» **Written task**: Pictures do not belong in the copy; restate the records below word for word.
#####
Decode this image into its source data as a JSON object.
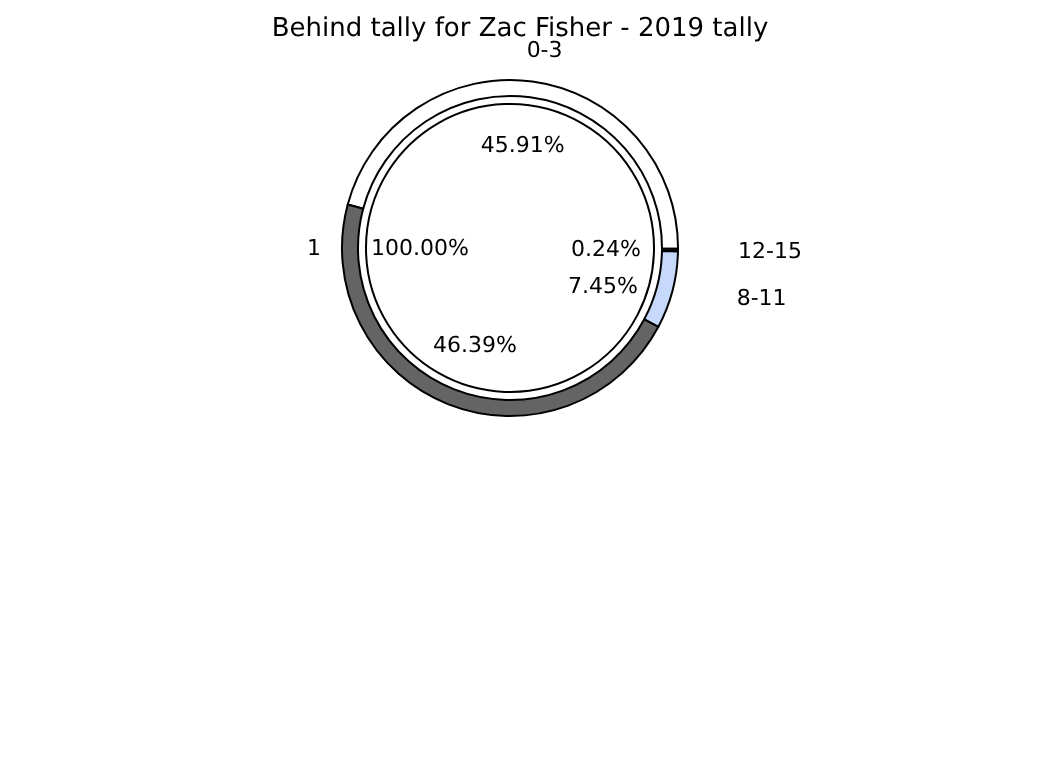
{
  "chart_data": [
    {
      "type": "pie",
      "categories": [
        "1"
      ],
      "values": [
        100
      ],
      "colors": [
        "#ffffff"
      ],
      "value_labels": [
        "100.00%"
      ]
    },
    {
      "type": "donut",
      "title": "Behind tally for Zac Fisher - 2019 tally",
      "categories": [
        "0-3",
        "12-15",
        "8-11",
        null
      ],
      "values": [
        45.91,
        0.24,
        7.45,
        46.39
      ],
      "colors": [
        "#ffffff",
        "#222222",
        "#c6d9fb",
        "#646464"
      ],
      "value_labels": [
        "45.91%",
        "0.24%",
        "7.45%",
        "46.39%"
      ]
    }
  ]
}
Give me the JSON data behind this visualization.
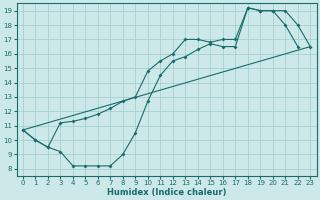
{
  "xlabel": "Humidex (Indice chaleur)",
  "xlim": [
    -0.5,
    23.5
  ],
  "ylim": [
    7.5,
    19.5
  ],
  "xticks": [
    0,
    1,
    2,
    3,
    4,
    5,
    6,
    7,
    8,
    9,
    10,
    11,
    12,
    13,
    14,
    15,
    16,
    17,
    18,
    19,
    20,
    21,
    22,
    23
  ],
  "yticks": [
    8,
    9,
    10,
    11,
    12,
    13,
    14,
    15,
    16,
    17,
    18,
    19
  ],
  "bg_color": "#cce8e8",
  "grid_color": "#a0cccc",
  "line_color": "#1a6b6b",
  "line1_x": [
    0,
    1,
    2,
    3,
    4,
    5,
    6,
    7,
    8,
    9,
    10,
    11,
    12,
    13,
    14,
    15,
    16,
    17,
    18,
    19,
    20,
    21,
    22
  ],
  "line1_y": [
    10.7,
    10.0,
    9.5,
    9.2,
    8.2,
    8.2,
    8.2,
    8.2,
    9.0,
    10.5,
    12.7,
    14.5,
    15.5,
    15.8,
    16.3,
    16.7,
    16.5,
    16.5,
    19.2,
    19.0,
    19.0,
    18.0,
    16.5
  ],
  "line2_x": [
    0,
    1,
    2,
    3,
    4,
    5,
    6,
    7,
    8,
    9,
    10,
    11,
    12,
    13,
    14,
    15,
    16,
    17,
    18,
    19,
    20,
    21,
    22,
    23
  ],
  "line2_y": [
    10.7,
    10.0,
    9.5,
    11.2,
    11.3,
    11.5,
    11.8,
    12.2,
    12.7,
    13.0,
    14.8,
    15.5,
    16.0,
    17.0,
    17.0,
    16.8,
    17.0,
    17.0,
    19.2,
    19.0,
    19.0,
    19.0,
    18.0,
    16.5
  ],
  "line3_x": [
    0,
    23
  ],
  "line3_y": [
    10.7,
    16.5
  ],
  "tick_fontsize": 5,
  "xlabel_fontsize": 6
}
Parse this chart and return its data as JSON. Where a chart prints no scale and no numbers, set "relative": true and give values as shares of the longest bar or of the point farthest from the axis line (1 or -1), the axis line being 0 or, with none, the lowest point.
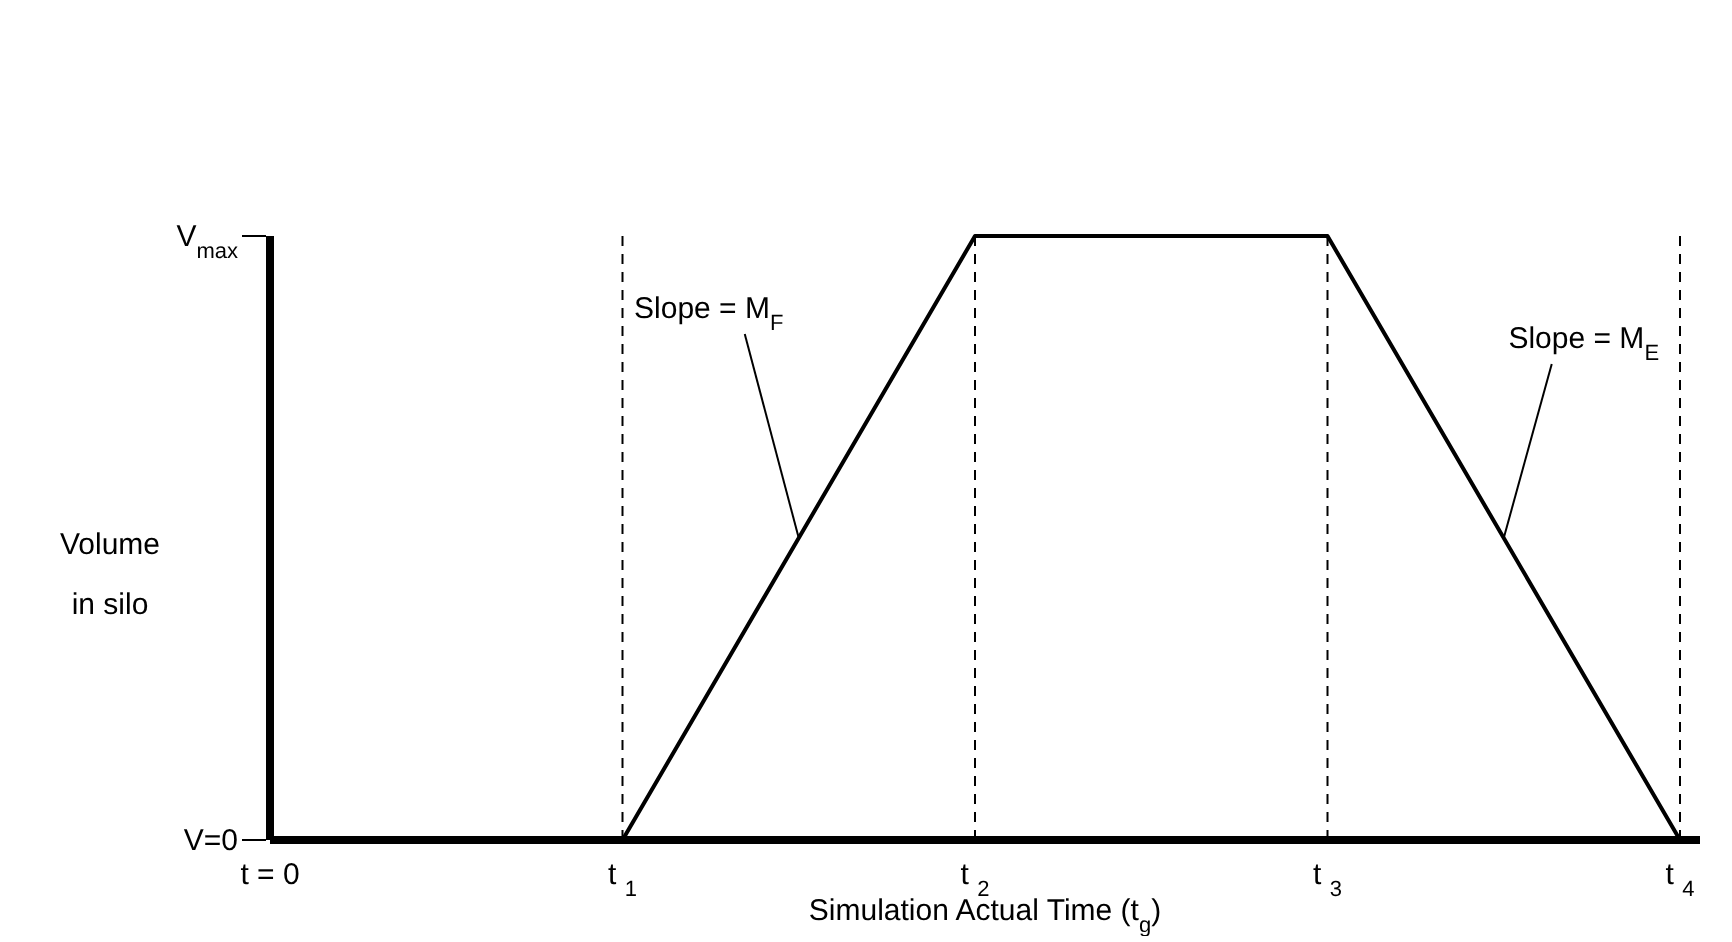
{
  "chart_data": {
    "type": "line",
    "xlabel": "Simulation Actual Time (t$_{g}$)",
    "ylabel": "Volume in silo",
    "categories": [
      "t = 0",
      "t $_{1}$",
      "t $_{2}$",
      "t $_{3}$",
      "t $_{4}$"
    ],
    "series": [
      {
        "color": "#000000",
        "values": [
          null,
          0,
          1,
          1,
          0
        ]
      }
    ],
    "relative": true,
    "ref_lines": [
      {
        "axis": "x",
        "value": "t $_{1}$",
        "line_style": "dashed",
        "color": "#000000"
      },
      {
        "axis": "x",
        "value": "t $_{2}$",
        "line_style": "dashed",
        "color": "#000000"
      },
      {
        "axis": "x",
        "value": "t $_{3}$",
        "line_style": "dashed",
        "color": "#000000"
      },
      {
        "axis": "x",
        "value": "t $_{4}$",
        "line_style": "dashed",
        "color": "#000000"
      }
    ],
    "annotations": [
      "V=0",
      "V$_{max}$",
      "Slope = M$_{F}$",
      "Slope = M$_{E}$"
    ],
    "grid": false,
    "legend": false,
    "marker": "none",
    "line_style": "solid"
  }
}
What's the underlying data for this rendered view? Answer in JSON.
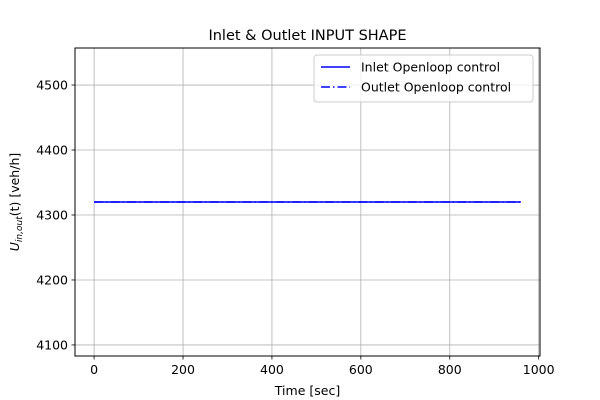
{
  "chart_data": {
    "type": "line",
    "title": "Inlet & Outlet INPUT SHAPE",
    "xlabel": "Time [sec]",
    "ylabel_prefix": "U",
    "ylabel_sub": "in,out",
    "ylabel_suffix": "(t) [veh/h]",
    "xlim": [
      -43,
      1003
    ],
    "ylim": [
      4083,
      4557
    ],
    "xticks": [
      0,
      200,
      400,
      600,
      800,
      1000
    ],
    "yticks": [
      4100,
      4200,
      4300,
      4400,
      4500
    ],
    "grid": true,
    "legend_position": "top-right",
    "series": [
      {
        "name": "Inlet Openloop control",
        "color": "#0000ff",
        "style": "solid",
        "x": [
          0,
          960
        ],
        "y": [
          4320,
          4320
        ]
      },
      {
        "name": "Outlet Openloop control",
        "color": "#0000ff",
        "style": "dashdot",
        "x": [
          0,
          960
        ],
        "y": [
          4320,
          4320
        ]
      }
    ]
  }
}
#####
» **The result**:
Decode this image into its source data as a JSON object.
{
  "chart_data": [
    {
      "type": "pie",
      "categories": [
        "1"
      ],
      "values": [
        100
      ],
      "colors": [
        "#ffffff"
      ],
      "value_labels": [
        "100.00%"
      ]
    },
    {
      "type": "donut",
      "title": "Behind tally for Zac Fisher - 2019 tally",
      "categories": [
        "0-3",
        "12-15",
        "8-11",
        null
      ],
      "values": [
        45.91,
        0.24,
        7.45,
        46.39
      ],
      "colors": [
        "#ffffff",
        "#222222",
        "#c6d9fb",
        "#646464"
      ],
      "value_labels": [
        "45.91%",
        "0.24%",
        "7.45%",
        "46.39%"
      ]
    }
  ]
}
Give me the JSON data behind this visualization.
{
  "xlabel": "Humidex (Indice chaleur)",
  "xlim": [
    -0.5,
    23.5
  ],
  "ylim": [
    7.5,
    19.5
  ],
  "xticks": [
    0,
    1,
    2,
    3,
    4,
    5,
    6,
    7,
    8,
    9,
    10,
    11,
    12,
    13,
    14,
    15,
    16,
    17,
    18,
    19,
    20,
    21,
    22,
    23
  ],
  "yticks": [
    8,
    9,
    10,
    11,
    12,
    13,
    14,
    15,
    16,
    17,
    18,
    19
  ],
  "bg_color": "#cce8e8",
  "grid_color": "#a0cccc",
  "line_color": "#1a6b6b",
  "line1_x": [
    0,
    1,
    2,
    3,
    4,
    5,
    6,
    7,
    8,
    9,
    10,
    11,
    12,
    13,
    14,
    15,
    16,
    17,
    18,
    19,
    20,
    21,
    22
  ],
  "line1_y": [
    10.7,
    10.0,
    9.5,
    9.2,
    8.2,
    8.2,
    8.2,
    8.2,
    9.0,
    10.5,
    12.7,
    14.5,
    15.5,
    15.8,
    16.3,
    16.7,
    16.5,
    16.5,
    19.2,
    19.0,
    19.0,
    18.0,
    16.5
  ],
  "line2_x": [
    0,
    1,
    2,
    3,
    4,
    5,
    6,
    7,
    8,
    9,
    10,
    11,
    12,
    13,
    14,
    15,
    16,
    17,
    18,
    19,
    20,
    21,
    22,
    23
  ],
  "line2_y": [
    10.7,
    10.0,
    9.5,
    11.2,
    11.3,
    11.5,
    11.8,
    12.2,
    12.7,
    13.0,
    14.8,
    15.5,
    16.0,
    17.0,
    17.0,
    16.8,
    17.0,
    17.0,
    19.2,
    19.0,
    19.0,
    19.0,
    18.0,
    16.5
  ],
  "line3_x": [
    0,
    23
  ],
  "line3_y": [
    10.7,
    16.5
  ],
  "tick_fontsize": 5,
  "xlabel_fontsize": 6
}
Parse this chart and return its data as JSON. Where a chart prints no scale and no numbers, set "relative": true and give values as shares of the longest bar or of the point farthest from the axis line (1 or -1), the axis line being 0 or, with none, the lowest point.
{
  "chart_data": {
    "type": "line",
    "xlabel": "Simulation Actual Time (t$_{g}$)",
    "ylabel": "Volume in silo",
    "categories": [
      "t = 0",
      "t $_{1}$",
      "t $_{2}$",
      "t $_{3}$",
      "t $_{4}$"
    ],
    "series": [
      {
        "color": "#000000",
        "values": [
          null,
          0,
          1,
          1,
          0
        ]
      }
    ],
    "relative": true,
    "ref_lines": [
      {
        "axis": "x",
        "value": "t $_{1}$",
        "line_style": "dashed",
        "color": "#000000"
      },
      {
        "axis": "x",
        "value": "t $_{2}$",
        "line_style": "dashed",
        "color": "#000000"
      },
      {
        "axis": "x",
        "value": "t $_{3}$",
        "line_style": "dashed",
        "color": "#000000"
      },
      {
        "axis": "x",
        "value": "t $_{4}$",
        "line_style": "dashed",
        "color": "#000000"
      }
    ],
    "annotations": [
      "V=0",
      "V$_{max}$",
      "Slope = M$_{F}$",
      "Slope = M$_{E}$"
    ],
    "grid": false,
    "legend": false,
    "marker": "none",
    "line_style": "solid"
  }
}
What's the underlying data for this rendered view? Answer in JSON.
{
  "chart_data": {
    "type": "line",
    "title": "Inlet & Outlet INPUT SHAPE",
    "xlabel": "Time [sec]",
    "ylabel_prefix": "U",
    "ylabel_sub": "in,out",
    "ylabel_suffix": "(t) [veh/h]",
    "xlim": [
      -43,
      1003
    ],
    "ylim": [
      4083,
      4557
    ],
    "xticks": [
      0,
      200,
      400,
      600,
      800,
      1000
    ],
    "yticks": [
      4100,
      4200,
      4300,
      4400,
      4500
    ],
    "grid": true,
    "legend_position": "top-right",
    "series": [
      {
        "name": "Inlet Openloop control",
        "color": "#0000ff",
        "style": "solid",
        "x": [
          0,
          960
        ],
        "y": [
          4320,
          4320
        ]
      },
      {
        "name": "Outlet Openloop control",
        "color": "#0000ff",
        "style": "dashdot",
        "x": [
          0,
          960
        ],
        "y": [
          4320,
          4320
        ]
      }
    ]
  }
}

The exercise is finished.